Problem to solve
Examine the entries below, count the lines holding the string "title", and respond with the number only.

(Data entries for graphics)

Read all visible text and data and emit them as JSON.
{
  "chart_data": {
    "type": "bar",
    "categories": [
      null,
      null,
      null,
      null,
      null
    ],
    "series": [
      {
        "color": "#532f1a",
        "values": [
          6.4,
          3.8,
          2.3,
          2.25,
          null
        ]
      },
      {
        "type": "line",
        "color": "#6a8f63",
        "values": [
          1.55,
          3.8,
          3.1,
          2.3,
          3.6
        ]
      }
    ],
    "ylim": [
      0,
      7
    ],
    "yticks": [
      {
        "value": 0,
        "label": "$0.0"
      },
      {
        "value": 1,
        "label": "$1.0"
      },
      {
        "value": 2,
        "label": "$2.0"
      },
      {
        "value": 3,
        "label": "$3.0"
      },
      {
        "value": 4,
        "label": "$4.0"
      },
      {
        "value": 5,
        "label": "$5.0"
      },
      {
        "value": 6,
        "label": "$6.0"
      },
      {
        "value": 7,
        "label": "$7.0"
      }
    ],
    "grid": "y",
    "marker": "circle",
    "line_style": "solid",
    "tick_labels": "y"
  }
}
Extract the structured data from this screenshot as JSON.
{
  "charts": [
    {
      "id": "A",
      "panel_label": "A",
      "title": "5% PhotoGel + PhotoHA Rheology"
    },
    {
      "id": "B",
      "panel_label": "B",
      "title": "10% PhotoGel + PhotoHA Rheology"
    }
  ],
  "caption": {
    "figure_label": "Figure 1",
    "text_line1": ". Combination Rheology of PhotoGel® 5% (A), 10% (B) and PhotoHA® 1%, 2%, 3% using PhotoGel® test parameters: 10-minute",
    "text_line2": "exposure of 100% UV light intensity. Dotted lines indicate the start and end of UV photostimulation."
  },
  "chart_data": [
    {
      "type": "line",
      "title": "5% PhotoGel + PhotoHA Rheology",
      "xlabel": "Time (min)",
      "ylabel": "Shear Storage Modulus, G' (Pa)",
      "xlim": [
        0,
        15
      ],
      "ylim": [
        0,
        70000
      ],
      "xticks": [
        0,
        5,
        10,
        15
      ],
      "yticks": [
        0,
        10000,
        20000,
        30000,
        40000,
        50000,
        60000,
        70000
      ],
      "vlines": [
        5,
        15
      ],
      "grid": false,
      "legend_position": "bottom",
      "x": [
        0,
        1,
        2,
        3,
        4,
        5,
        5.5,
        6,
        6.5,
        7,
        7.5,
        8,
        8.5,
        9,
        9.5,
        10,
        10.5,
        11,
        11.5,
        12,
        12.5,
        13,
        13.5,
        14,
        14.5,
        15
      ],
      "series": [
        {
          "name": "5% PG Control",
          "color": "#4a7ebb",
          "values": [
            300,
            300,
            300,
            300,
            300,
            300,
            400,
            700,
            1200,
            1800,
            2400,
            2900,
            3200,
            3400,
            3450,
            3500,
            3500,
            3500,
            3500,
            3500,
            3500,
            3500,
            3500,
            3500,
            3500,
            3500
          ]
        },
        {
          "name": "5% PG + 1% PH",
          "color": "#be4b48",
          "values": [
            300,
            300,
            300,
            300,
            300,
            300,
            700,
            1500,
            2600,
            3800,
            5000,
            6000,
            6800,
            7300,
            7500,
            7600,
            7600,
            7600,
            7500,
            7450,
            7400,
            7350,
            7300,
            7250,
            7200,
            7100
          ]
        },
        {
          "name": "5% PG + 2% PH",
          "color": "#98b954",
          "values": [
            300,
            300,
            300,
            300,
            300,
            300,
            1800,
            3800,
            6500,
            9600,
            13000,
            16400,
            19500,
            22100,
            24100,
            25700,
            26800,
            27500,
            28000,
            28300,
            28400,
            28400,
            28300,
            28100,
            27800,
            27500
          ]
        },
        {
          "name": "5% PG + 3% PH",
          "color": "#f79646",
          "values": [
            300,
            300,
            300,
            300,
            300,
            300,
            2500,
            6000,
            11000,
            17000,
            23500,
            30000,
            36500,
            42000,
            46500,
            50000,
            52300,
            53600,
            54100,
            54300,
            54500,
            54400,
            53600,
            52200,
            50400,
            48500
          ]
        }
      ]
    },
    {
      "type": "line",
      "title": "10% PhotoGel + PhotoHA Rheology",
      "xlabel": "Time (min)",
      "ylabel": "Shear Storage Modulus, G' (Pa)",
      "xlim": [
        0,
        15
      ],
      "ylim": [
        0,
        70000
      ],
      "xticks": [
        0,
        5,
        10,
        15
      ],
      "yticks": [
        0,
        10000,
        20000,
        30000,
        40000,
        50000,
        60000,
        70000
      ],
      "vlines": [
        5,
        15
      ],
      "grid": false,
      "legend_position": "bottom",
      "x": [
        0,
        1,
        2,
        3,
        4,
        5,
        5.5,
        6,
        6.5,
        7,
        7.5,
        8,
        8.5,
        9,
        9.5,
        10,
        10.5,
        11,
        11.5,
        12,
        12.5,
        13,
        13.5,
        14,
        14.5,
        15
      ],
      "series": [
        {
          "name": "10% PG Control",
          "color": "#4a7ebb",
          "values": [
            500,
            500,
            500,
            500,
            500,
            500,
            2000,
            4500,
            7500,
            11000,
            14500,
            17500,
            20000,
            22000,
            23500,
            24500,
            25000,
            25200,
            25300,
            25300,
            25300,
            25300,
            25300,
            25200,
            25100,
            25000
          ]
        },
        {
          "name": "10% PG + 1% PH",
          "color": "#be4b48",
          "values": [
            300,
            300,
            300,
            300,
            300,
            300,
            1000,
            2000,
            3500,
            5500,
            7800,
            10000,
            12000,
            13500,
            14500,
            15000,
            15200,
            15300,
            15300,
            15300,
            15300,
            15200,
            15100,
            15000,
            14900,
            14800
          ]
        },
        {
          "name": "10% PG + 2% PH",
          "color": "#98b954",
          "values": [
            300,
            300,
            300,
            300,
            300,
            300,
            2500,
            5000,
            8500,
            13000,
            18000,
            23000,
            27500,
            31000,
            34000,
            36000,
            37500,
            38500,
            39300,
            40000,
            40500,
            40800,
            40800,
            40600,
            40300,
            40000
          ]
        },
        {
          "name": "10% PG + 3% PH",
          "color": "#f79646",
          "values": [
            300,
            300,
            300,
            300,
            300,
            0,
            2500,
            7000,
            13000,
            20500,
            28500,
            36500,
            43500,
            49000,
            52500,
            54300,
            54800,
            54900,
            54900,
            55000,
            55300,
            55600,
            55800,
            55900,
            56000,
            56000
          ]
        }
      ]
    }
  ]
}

Expected answer
4